Records shown:
-=-=-=-=-

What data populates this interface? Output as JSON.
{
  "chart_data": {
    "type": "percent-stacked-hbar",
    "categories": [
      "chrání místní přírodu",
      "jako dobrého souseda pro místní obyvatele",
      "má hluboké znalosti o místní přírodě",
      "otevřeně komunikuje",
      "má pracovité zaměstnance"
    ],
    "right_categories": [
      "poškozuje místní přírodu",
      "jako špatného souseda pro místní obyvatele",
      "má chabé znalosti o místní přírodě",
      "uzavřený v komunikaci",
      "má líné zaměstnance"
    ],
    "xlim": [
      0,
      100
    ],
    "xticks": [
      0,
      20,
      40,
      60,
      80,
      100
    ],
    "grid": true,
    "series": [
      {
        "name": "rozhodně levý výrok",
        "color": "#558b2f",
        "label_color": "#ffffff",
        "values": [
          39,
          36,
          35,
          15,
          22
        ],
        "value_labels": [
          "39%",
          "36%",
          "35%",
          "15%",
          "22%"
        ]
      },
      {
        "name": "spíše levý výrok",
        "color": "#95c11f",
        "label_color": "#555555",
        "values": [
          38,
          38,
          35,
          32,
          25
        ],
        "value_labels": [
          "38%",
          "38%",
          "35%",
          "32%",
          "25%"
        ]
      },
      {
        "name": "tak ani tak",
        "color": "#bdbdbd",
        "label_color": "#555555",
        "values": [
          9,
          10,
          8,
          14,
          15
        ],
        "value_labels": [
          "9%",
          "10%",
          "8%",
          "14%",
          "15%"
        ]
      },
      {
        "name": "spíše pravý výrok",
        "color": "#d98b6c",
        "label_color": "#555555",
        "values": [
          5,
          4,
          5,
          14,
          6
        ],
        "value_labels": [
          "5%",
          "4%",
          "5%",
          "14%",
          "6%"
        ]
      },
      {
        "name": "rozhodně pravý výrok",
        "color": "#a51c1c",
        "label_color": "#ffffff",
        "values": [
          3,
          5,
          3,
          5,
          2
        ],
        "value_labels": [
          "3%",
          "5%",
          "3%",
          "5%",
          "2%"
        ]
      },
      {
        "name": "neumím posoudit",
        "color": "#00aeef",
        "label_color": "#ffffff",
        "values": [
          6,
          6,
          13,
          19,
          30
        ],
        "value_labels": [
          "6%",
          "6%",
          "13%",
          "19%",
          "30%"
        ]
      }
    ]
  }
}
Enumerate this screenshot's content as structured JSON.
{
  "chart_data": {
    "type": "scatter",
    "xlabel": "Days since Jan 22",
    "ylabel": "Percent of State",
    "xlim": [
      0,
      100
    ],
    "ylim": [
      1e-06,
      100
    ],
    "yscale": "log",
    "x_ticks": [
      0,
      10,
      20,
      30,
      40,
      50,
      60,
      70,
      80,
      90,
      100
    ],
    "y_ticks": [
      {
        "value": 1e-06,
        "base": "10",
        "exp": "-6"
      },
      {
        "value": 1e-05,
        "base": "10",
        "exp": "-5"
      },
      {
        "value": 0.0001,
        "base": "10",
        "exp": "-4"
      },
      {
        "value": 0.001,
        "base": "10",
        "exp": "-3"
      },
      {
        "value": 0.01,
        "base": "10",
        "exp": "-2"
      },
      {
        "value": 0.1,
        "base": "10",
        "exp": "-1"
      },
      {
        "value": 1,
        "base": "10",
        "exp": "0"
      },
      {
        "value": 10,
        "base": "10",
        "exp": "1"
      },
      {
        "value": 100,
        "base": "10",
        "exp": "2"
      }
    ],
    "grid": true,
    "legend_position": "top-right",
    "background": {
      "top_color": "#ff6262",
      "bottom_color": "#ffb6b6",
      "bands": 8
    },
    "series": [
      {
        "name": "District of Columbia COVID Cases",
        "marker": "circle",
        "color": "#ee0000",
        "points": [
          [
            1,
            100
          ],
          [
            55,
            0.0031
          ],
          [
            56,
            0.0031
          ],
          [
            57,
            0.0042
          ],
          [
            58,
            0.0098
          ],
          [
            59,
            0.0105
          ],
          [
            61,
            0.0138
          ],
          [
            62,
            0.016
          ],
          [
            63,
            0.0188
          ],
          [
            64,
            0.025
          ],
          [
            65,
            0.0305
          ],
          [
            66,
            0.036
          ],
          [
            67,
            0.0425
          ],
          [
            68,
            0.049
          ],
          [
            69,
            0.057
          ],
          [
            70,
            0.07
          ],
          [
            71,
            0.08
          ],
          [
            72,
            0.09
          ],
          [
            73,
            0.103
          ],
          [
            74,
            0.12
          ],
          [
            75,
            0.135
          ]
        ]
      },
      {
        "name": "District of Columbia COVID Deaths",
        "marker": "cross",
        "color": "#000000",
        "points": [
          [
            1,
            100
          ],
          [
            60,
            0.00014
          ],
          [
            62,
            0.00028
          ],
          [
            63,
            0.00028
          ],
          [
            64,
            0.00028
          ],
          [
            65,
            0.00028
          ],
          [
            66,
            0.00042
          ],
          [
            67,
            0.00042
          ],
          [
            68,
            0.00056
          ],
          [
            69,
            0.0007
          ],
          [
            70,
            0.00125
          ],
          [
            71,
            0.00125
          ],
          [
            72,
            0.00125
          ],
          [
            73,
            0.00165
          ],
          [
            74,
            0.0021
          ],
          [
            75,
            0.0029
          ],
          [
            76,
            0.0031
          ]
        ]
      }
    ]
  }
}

-=-=-=-=-

Directions for this task:
Repeat the material above in full, exactly as it stands.

Written response:
What data populates this interface? Output as JSON.
{
  "chart_data": {
    "type": "percent-stacked-hbar",
    "categories": [
      "chrání místní přírodu",
      "jako dobrého souseda pro místní obyvatele",
      "má hluboké znalosti o místní přírodě",
      "otevřeně komunikuje",
      "má pracovité zaměstnance"
    ],
    "right_categories": [
      "poškozuje místní přírodu",
      "jako špatného souseda pro místní obyvatele",
      "má chabé znalosti o místní přírodě",
      "uzavřený v komunikaci",
      "má líné zaměstnance"
    ],
    "xlim": [
      0,
      100
    ],
    "xticks": [
      0,
      20,
      40,
      60,
      80,
      100
    ],
    "grid": true,
    "series": [
      {
        "name": "rozhodně levý výrok",
        "color": "#558b2f",
        "label_color": "#ffffff",
        "values": [
          39,
          36,
          35,
          15,
          22
        ],
        "value_labels": [
          "39%",
          "36%",
          "35%",
          "15%",
          "22%"
        ]
      },
      {
        "name": "spíše levý výrok",
        "color": "#95c11f",
        "label_color": "#555555",
        "values": [
          38,
          38,
          35,
          32,
          25
        ],
        "value_labels": [
          "38%",
          "38%",
          "35%",
          "32%",
          "25%"
        ]
      },
      {
        "name": "tak ani tak",
        "color": "#bdbdbd",
        "label_color": "#555555",
        "values": [
          9,
          10,
          8,
          14,
          15
        ],
        "value_labels": [
          "9%",
          "10%",
          "8%",
          "14%",
          "15%"
        ]
      },
      {
        "name": "spíše pravý výrok",
        "color": "#d98b6c",
        "label_color": "#555555",
        "values": [
          5,
          4,
          5,
          14,
          6
        ],
        "value_labels": [
          "5%",
          "4%",
          "5%",
          "14%",
          "6%"
        ]
      },
      {
        "name": "rozhodně pravý výrok",
        "color": "#a51c1c",
        "label_color": "#ffffff",
        "values": [
          3,
          5,
          3,
          5,
          2
        ],
        "value_labels": [
          "3%",
          "5%",
          "3%",
          "5%",
          "2%"
        ]
      },
      {
        "name": "neumím posoudit",
        "color": "#00aeef",
        "label_color": "#ffffff",
        "values": [
          6,
          6,
          13,
          19,
          30
        ],
        "value_labels": [
          "6%",
          "6%",
          "13%",
          "19%",
          "30%"
        ]
      }
    ]
  }
}
Enumerate this screenshot's content as structured JSON.
{
  "chart_data": {
    "type": "scatter",
    "xlabel": "Days since Jan 22",
    "ylabel": "Percent of State",
    "xlim": [
      0,
      100
    ],
    "ylim": [
      1e-06,
      100
    ],
    "yscale": "log",
    "x_ticks": [
      0,
      10,
      20,
      30,
      40,
      50,
      60,
      70,
      80,
      90,
      100
    ],
    "y_ticks": [
      {
        "value": 1e-06,
        "base": "10",
        "exp": "-6"
      },
      {
        "value": 1e-05,
        "base": "10",
        "exp": "-5"
      },
      {
        "value": 0.0001,
        "base": "10",
        "exp": "-4"
      },
      {
        "value": 0.001,
        "base": "10",
        "exp": "-3"
      },
      {
        "value": 0.01,
        "base": "10",
        "exp": "-2"
      },
      {
        "value": 0.1,
        "base": "10",
        "exp": "-1"
      },
      {
        "value": 1,
        "base": "10",
        "exp": "0"
      },
      {
        "value": 10,
        "base": "10",
        "exp": "1"
      },
      {
        "value": 100,
        "base": "10",
        "exp": "2"
      }
    ],
    "grid": true,
    "legend_position": "top-right",
    "background": {
      "top_color": "#ff6262",
      "bottom_color": "#ffb6b6",
      "bands": 8
    },
    "series": [
      {
        "name": "District of Columbia COVID Cases",
        "marker": "circle",
        "color": "#ee0000",
        "points": [
          [
            1,
            100
          ],
          [
            55,
            0.0031
          ],
          [
            56,
            0.0031
          ],
          [
            57,
            0.0042
          ],
          [
            58,
            0.0098
          ],
          [
            59,
            0.0105
          ],
          [
            61,
            0.0138
          ],
          [
            62,
            0.016
          ],
          [
            63,
            0.0188
          ],
          [
            64,
            0.025
          ],
          [
            65,
            0.0305
          ],
          [
            66,
            0.036
          ],
          [
            67,
            0.0425
          ],
          [
            68,
            0.049
          ],
          [
            69,
            0.057
          ],
          [
            70,
            0.07
          ],
          [
            71,
            0.08
          ],
          [
            72,
            0.09
          ],
          [
            73,
            0.103
          ],
          [
            74,
            0.12
          ],
          [
            75,
            0.135
          ]
        ]
      },
      {
        "name": "District of Columbia COVID Deaths",
        "marker": "cross",
        "color": "#000000",
        "points": [
          [
            1,
            100
          ],
          [
            60,
            0.00014
          ],
          [
            62,
            0.00028
          ],
          [
            63,
            0.00028
          ],
          [
            64,
            0.00028
          ],
          [
            65,
            0.00028
          ],
          [
            66,
            0.00042
          ],
          [
            67,
            0.00042
          ],
          [
            68,
            0.00056
          ],
          [
            69,
            0.0007
          ],
          [
            70,
            0.00125
          ],
          [
            71,
            0.00125
          ],
          [
            72,
            0.00125
          ],
          [
            73,
            0.00165
          ],
          [
            74,
            0.0021
          ],
          [
            75,
            0.0029
          ],
          [
            76,
            0.0031
          ]
        ]
      }
    ]
  }
}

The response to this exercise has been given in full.